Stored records
◇ ◇ ◇ ◇ ◇

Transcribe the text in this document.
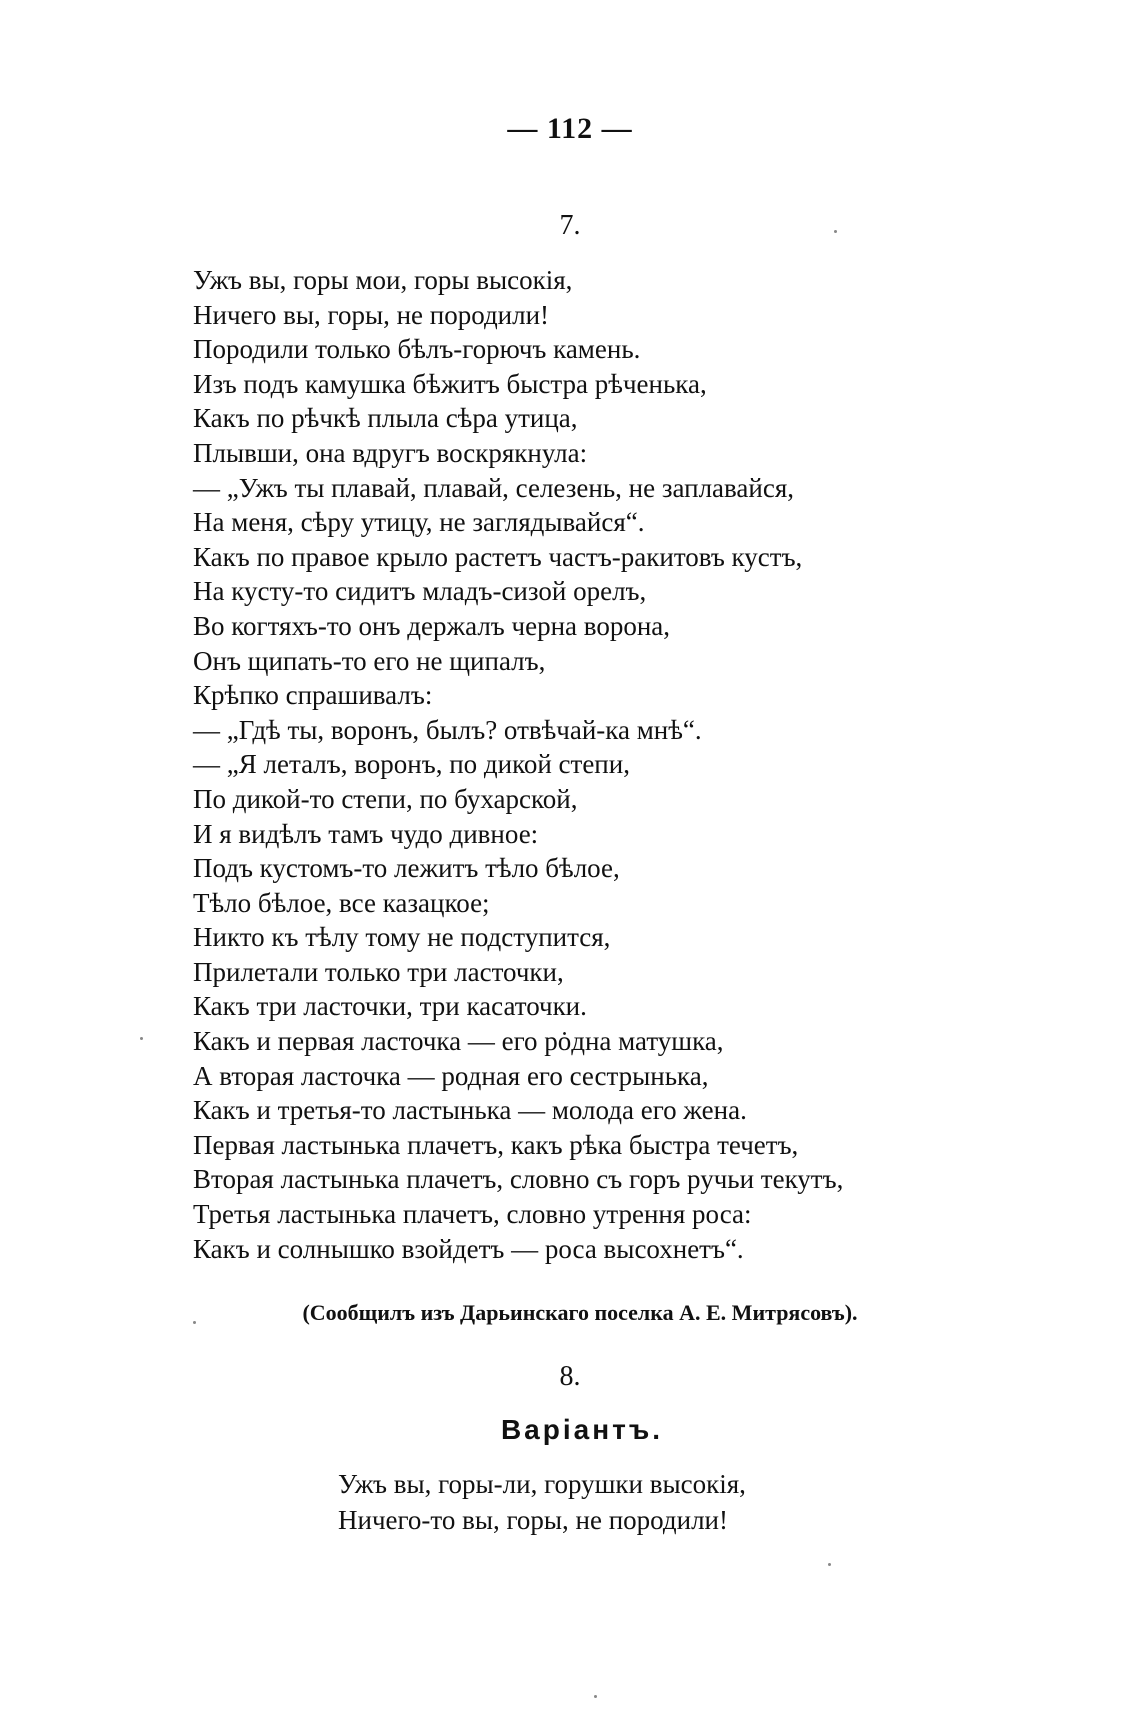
— 112 —
7.
Ужъ вы, горы мои, горы высокія,
Ничего вы, горы, не породили!
Породили только бѣлъ-горючъ камень.
Изъ подъ камушка бѣжитъ быстра рѣченька,
Какъ по рѣчкѣ плыла сѣра утица,
Плывши, она вдругъ воскрякнула:
— „Ужъ ты плавай, плавай, селезень, не заплавайся,
На меня, сѣру утицу, не заглядывайся“.
Какъ по правое крыло растетъ частъ-ракитовъ кустъ,
На кусту-то сидитъ младъ-сизой орелъ,
Во когтяхъ-то онъ держалъ черна ворона,
Онъ щипать-то его не щипалъ,
Крѣпко спрашивалъ:
— „Гдѣ ты, воронъ, былъ? отвѣчай-ка мнѣ“.
— „Я леталъ, воронъ, по дикой степи,
По дикой-то степи, по бухарской,
И я видѣлъ тамъ чудо дивное:
Подъ кустомъ-то лежитъ тѣло бѣлое,
Тѣло бѣлое, все казацкое;
Никто къ тѣлу тому не подступится,
Прилетали только три ласточки,
Какъ три ласточки, три касаточки.
Какъ и первая ласточка — его рȯдна матушка,
А вторая ласточка — родная его сестрынька,
Какъ и третья-то ластынька — молода его жена.
Первая ластынька плачетъ, какъ рѣка быстра течетъ,
Вторая ластынька плачетъ, словно съ горъ ручьи текутъ,
Третья ластынька плачетъ, словно утрення роса:
Какъ и солнышко взойдетъ — роса высохнетъ“.
(Сообщилъ изъ Дарьинскаго поселка А. Е. Митрясовъ).
8.
Варіантъ.
Ужъ вы, горы-ли, горушки высокія,
Ничего-то вы, горы, не породили!
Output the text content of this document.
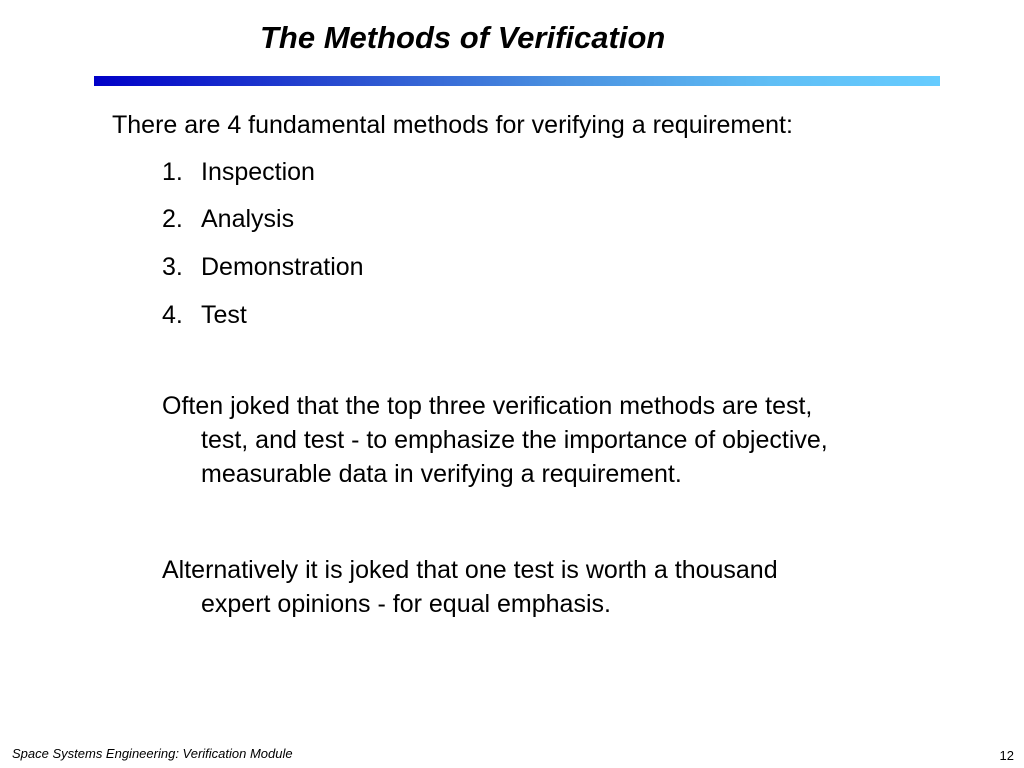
The Methods of Verification
There are 4 fundamental methods for verifying a requirement:
1. Inspection
2. Analysis
3. Demonstration
4. Test
Often joked that the top three verification methods are test,
test, and test - to emphasize the importance of objective,
measurable data in verifying a requirement.
Alternatively it is joked that one test is worth a thousand
expert opinions - for equal emphasis.
Space Systems Engineering: Verification Module	12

◇ ◇ ◇ ◇ ◇

## Exercise directions
Pick every line with "text" in it and copy it.

## Task output
Transcribe the text in this document.
Output the text content of this document.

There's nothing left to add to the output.